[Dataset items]

= = =

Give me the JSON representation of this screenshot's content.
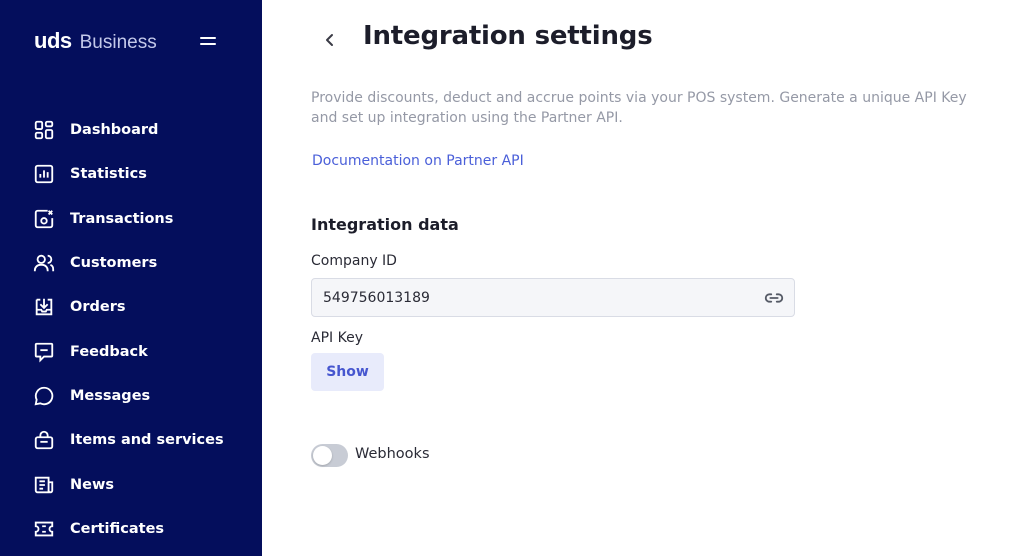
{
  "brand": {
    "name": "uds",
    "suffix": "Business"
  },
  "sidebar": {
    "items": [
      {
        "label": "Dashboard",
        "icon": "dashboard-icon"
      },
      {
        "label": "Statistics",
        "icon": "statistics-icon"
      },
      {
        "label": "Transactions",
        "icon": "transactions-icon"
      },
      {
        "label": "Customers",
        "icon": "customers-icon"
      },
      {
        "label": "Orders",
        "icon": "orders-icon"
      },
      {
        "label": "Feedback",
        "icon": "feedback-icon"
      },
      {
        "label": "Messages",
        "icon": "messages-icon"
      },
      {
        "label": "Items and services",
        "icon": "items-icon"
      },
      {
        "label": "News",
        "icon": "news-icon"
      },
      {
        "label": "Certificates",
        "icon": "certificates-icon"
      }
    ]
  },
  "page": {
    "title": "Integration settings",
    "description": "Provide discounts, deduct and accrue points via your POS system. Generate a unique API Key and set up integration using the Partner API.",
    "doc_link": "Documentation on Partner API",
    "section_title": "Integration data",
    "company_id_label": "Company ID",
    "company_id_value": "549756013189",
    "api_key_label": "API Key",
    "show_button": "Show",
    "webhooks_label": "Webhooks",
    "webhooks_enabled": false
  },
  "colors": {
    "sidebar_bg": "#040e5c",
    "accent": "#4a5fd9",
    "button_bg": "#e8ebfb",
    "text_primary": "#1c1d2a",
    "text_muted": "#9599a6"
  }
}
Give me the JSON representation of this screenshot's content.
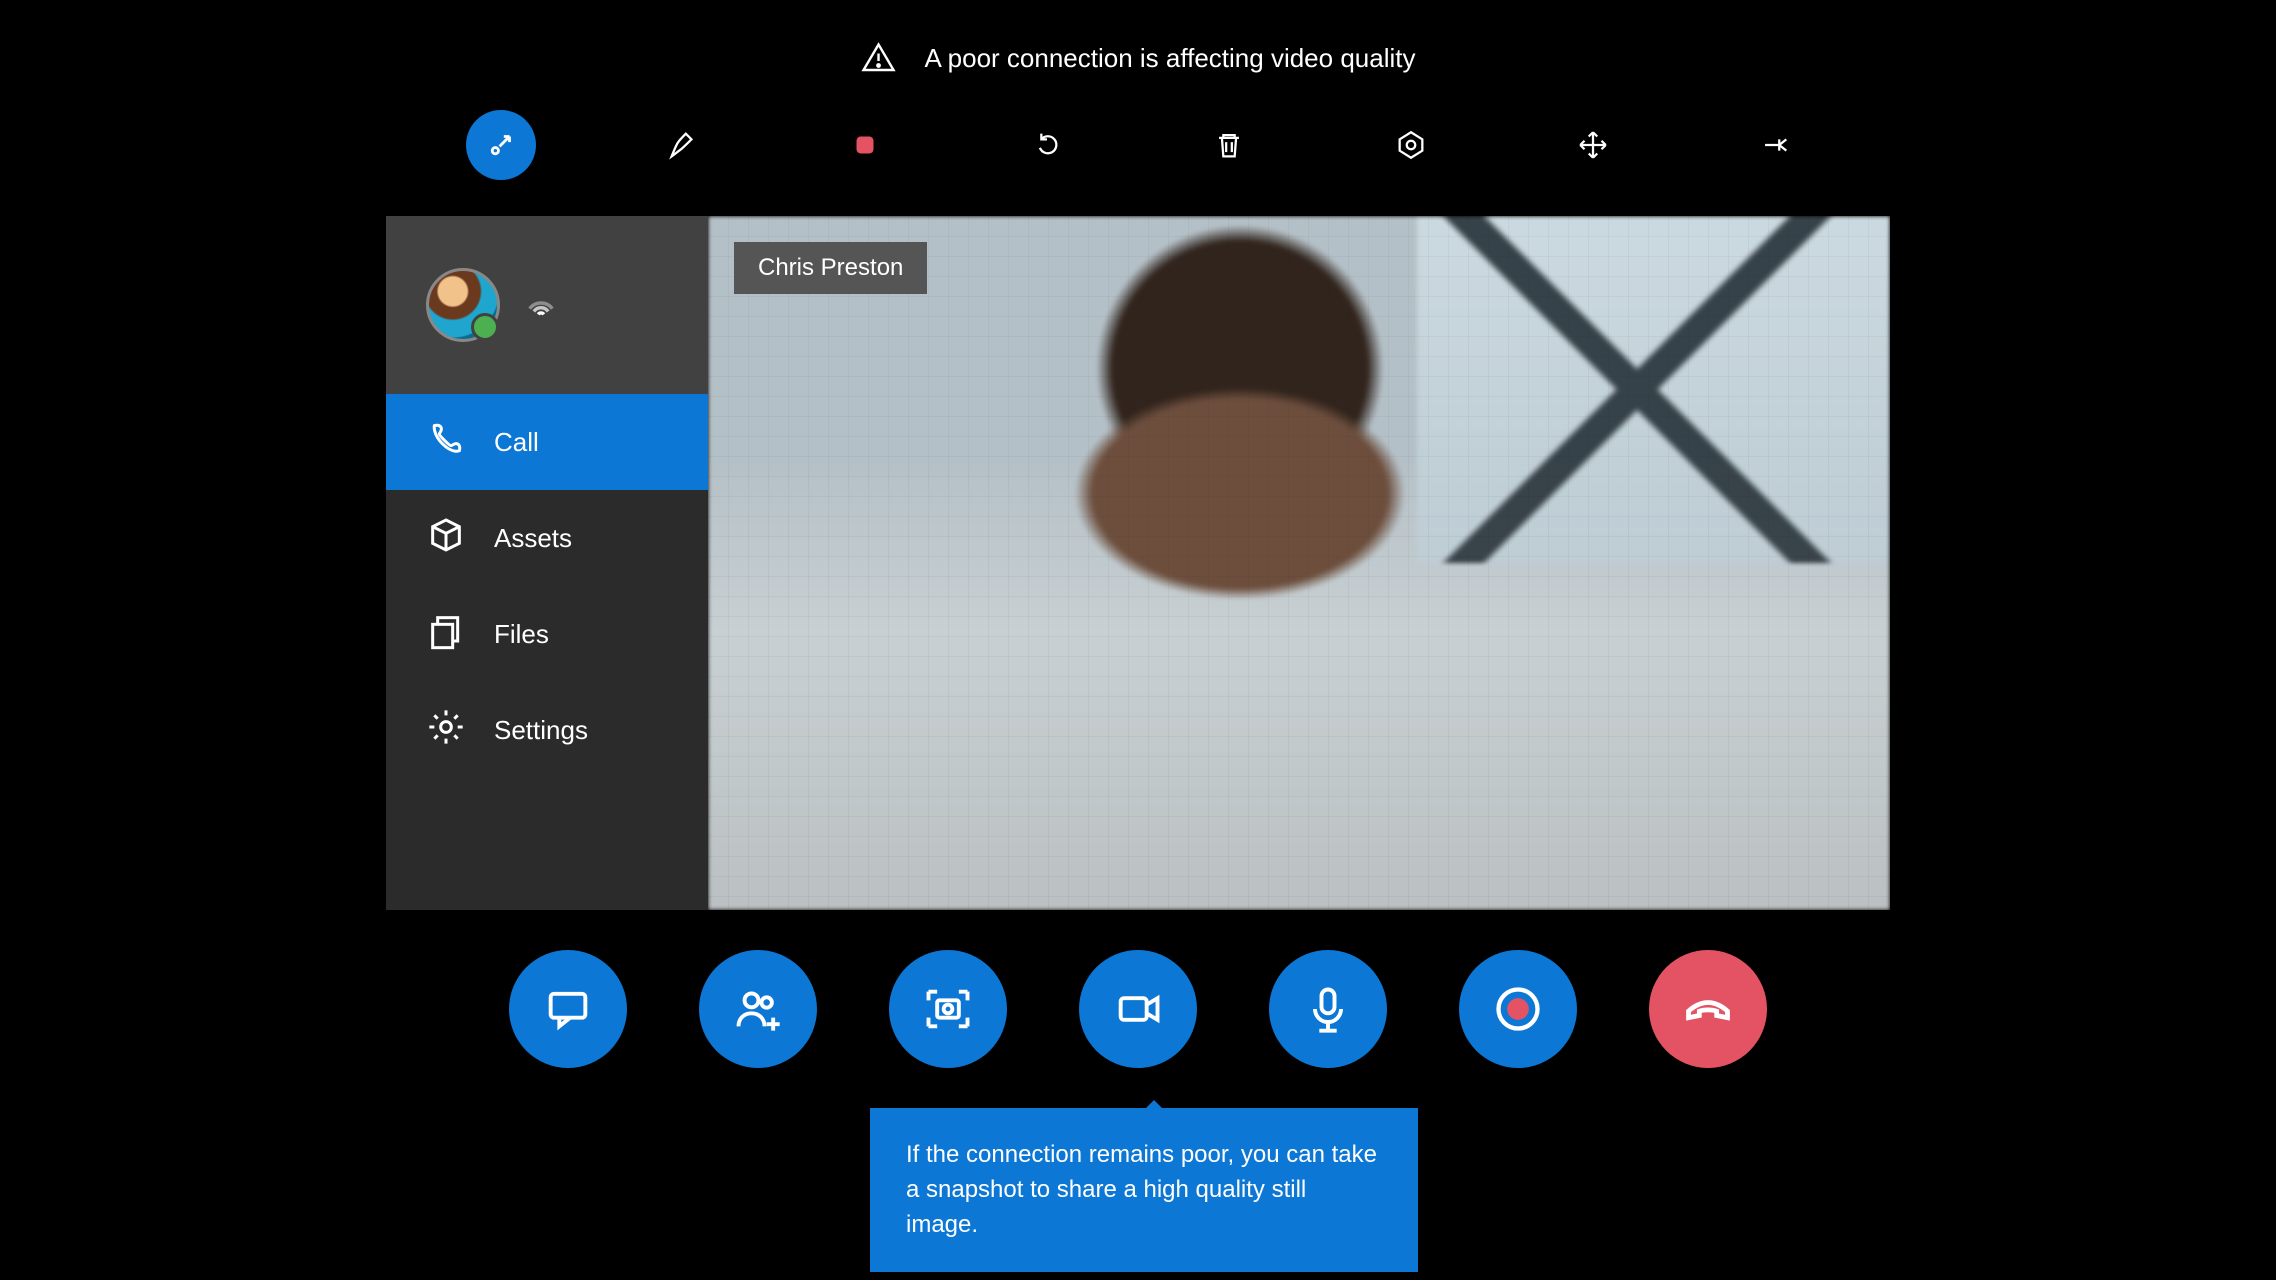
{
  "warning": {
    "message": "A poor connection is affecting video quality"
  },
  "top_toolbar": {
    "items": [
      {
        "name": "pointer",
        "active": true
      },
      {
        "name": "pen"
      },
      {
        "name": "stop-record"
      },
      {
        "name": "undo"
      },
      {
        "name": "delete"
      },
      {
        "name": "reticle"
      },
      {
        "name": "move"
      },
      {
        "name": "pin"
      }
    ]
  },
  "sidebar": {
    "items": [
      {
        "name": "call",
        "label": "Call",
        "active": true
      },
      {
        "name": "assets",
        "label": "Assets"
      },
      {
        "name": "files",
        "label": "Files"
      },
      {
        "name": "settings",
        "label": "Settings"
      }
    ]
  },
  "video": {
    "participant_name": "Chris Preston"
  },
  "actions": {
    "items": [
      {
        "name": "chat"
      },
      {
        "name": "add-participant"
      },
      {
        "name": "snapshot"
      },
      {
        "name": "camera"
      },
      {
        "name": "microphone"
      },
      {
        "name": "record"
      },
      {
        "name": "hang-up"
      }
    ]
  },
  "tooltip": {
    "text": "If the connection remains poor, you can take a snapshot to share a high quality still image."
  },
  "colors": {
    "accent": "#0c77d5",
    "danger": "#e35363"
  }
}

= = =

_STATED EXERCISE_
Without the pictures, restate all of the entries above verbatim.

_SOLVED PROBLEM_
Give me the JSON representation of this screenshot's content.
{
  "brand": {
    "name": "uds",
    "suffix": "Business"
  },
  "sidebar": {
    "items": [
      {
        "label": "Dashboard",
        "icon": "dashboard-icon"
      },
      {
        "label": "Statistics",
        "icon": "statistics-icon"
      },
      {
        "label": "Transactions",
        "icon": "transactions-icon"
      },
      {
        "label": "Customers",
        "icon": "customers-icon"
      },
      {
        "label": "Orders",
        "icon": "orders-icon"
      },
      {
        "label": "Feedback",
        "icon": "feedback-icon"
      },
      {
        "label": "Messages",
        "icon": "messages-icon"
      },
      {
        "label": "Items and services",
        "icon": "items-icon"
      },
      {
        "label": "News",
        "icon": "news-icon"
      },
      {
        "label": "Certificates",
        "icon": "certificates-icon"
      }
    ]
  },
  "page": {
    "title": "Integration settings",
    "description": "Provide discounts, deduct and accrue points via your POS system. Generate a unique API Key and set up integration using the Partner API.",
    "doc_link": "Documentation on Partner API",
    "section_title": "Integration data",
    "company_id_label": "Company ID",
    "company_id_value": "549756013189",
    "api_key_label": "API Key",
    "show_button": "Show",
    "webhooks_label": "Webhooks",
    "webhooks_enabled": false
  },
  "colors": {
    "sidebar_bg": "#040e5c",
    "accent": "#4a5fd9",
    "button_bg": "#e8ebfb",
    "text_primary": "#1c1d2a",
    "text_muted": "#9599a6"
  }
}
Give me the JSON representation of this screenshot's content.
{
  "warning": {
    "message": "A poor connection is affecting video quality"
  },
  "top_toolbar": {
    "items": [
      {
        "name": "pointer",
        "active": true
      },
      {
        "name": "pen"
      },
      {
        "name": "stop-record"
      },
      {
        "name": "undo"
      },
      {
        "name": "delete"
      },
      {
        "name": "reticle"
      },
      {
        "name": "move"
      },
      {
        "name": "pin"
      }
    ]
  },
  "sidebar": {
    "items": [
      {
        "name": "call",
        "label": "Call",
        "active": true
      },
      {
        "name": "assets",
        "label": "Assets"
      },
      {
        "name": "files",
        "label": "Files"
      },
      {
        "name": "settings",
        "label": "Settings"
      }
    ]
  },
  "video": {
    "participant_name": "Chris Preston"
  },
  "actions": {
    "items": [
      {
        "name": "chat"
      },
      {
        "name": "add-participant"
      },
      {
        "name": "snapshot"
      },
      {
        "name": "camera"
      },
      {
        "name": "microphone"
      },
      {
        "name": "record"
      },
      {
        "name": "hang-up"
      }
    ]
  },
  "tooltip": {
    "text": "If the connection remains poor, you can take a snapshot to share a high quality still image."
  },
  "colors": {
    "accent": "#0c77d5",
    "danger": "#e35363"
  }
}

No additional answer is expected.